--- WHAT IS REQUIRED ---
Leave the pictures out and print every record below exactly as it stands.

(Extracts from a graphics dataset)
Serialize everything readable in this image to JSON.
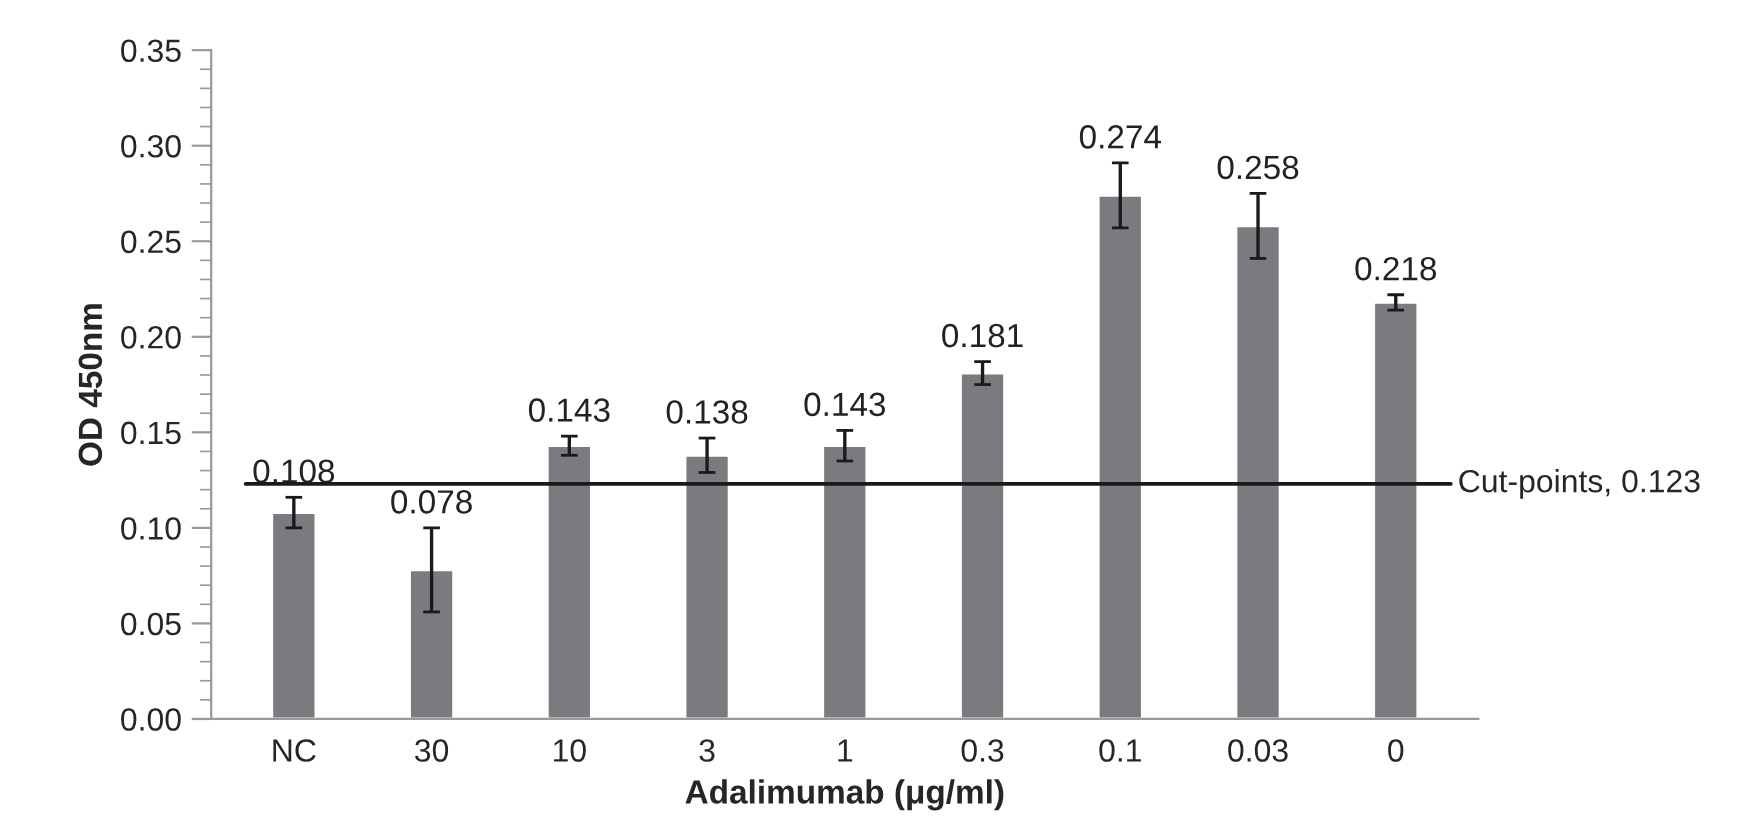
{
  "chart_data": {
    "type": "bar",
    "xlabel": "Adalimumab (μg/ml)",
    "ylabel": "OD 450nm",
    "categories": [
      "NC",
      "30",
      "10",
      "3",
      "1",
      "0.3",
      "0.1",
      "0.03",
      "0"
    ],
    "values": [
      0.108,
      0.078,
      0.143,
      0.138,
      0.143,
      0.181,
      0.274,
      0.258,
      0.218
    ],
    "errors": [
      0.008,
      0.022,
      0.005,
      0.009,
      0.008,
      0.006,
      0.017,
      0.017,
      0.004
    ],
    "color": "#7a7b7f",
    "data_labels": true,
    "ylim": [
      0,
      0.35
    ],
    "yticks": [
      {
        "value": 0,
        "label": "0.00"
      },
      {
        "value": 0.05,
        "label": "0.05"
      },
      {
        "value": 0.1,
        "label": "0.10"
      },
      {
        "value": 0.15,
        "label": "0.15"
      },
      {
        "value": 0.2,
        "label": "0.20"
      },
      {
        "value": 0.25,
        "label": "0.25"
      },
      {
        "value": 0.3,
        "label": "0.30"
      },
      {
        "value": 0.35,
        "label": "0.35"
      }
    ],
    "ref_lines": [
      {
        "axis": "y",
        "value": 0.123,
        "label": "Cut-points, 0.123",
        "color": "#1a1a1a"
      }
    ],
    "grid": false,
    "legend": false
  }
}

--- RIGHT ANSWER ---
Serialize everything readable in this image to JSON.
{
  "chart_data": {
    "type": "bar",
    "xlabel": "Adalimumab (μg/ml)",
    "ylabel": "OD 450nm",
    "categories": [
      "NC",
      "30",
      "10",
      "3",
      "1",
      "0.3",
      "0.1",
      "0.03",
      "0"
    ],
    "values": [
      0.108,
      0.078,
      0.143,
      0.138,
      0.143,
      0.181,
      0.274,
      0.258,
      0.218
    ],
    "errors": [
      0.008,
      0.022,
      0.005,
      0.009,
      0.008,
      0.006,
      0.017,
      0.017,
      0.004
    ],
    "color": "#7a7b7f",
    "data_labels": true,
    "ylim": [
      0,
      0.35
    ],
    "yticks": [
      {
        "value": 0,
        "label": "0.00"
      },
      {
        "value": 0.05,
        "label": "0.05"
      },
      {
        "value": 0.1,
        "label": "0.10"
      },
      {
        "value": 0.15,
        "label": "0.15"
      },
      {
        "value": 0.2,
        "label": "0.20"
      },
      {
        "value": 0.25,
        "label": "0.25"
      },
      {
        "value": 0.3,
        "label": "0.30"
      },
      {
        "value": 0.35,
        "label": "0.35"
      }
    ],
    "ref_lines": [
      {
        "axis": "y",
        "value": 0.123,
        "label": "Cut-points, 0.123",
        "color": "#1a1a1a"
      }
    ],
    "grid": false,
    "legend": false
  }
}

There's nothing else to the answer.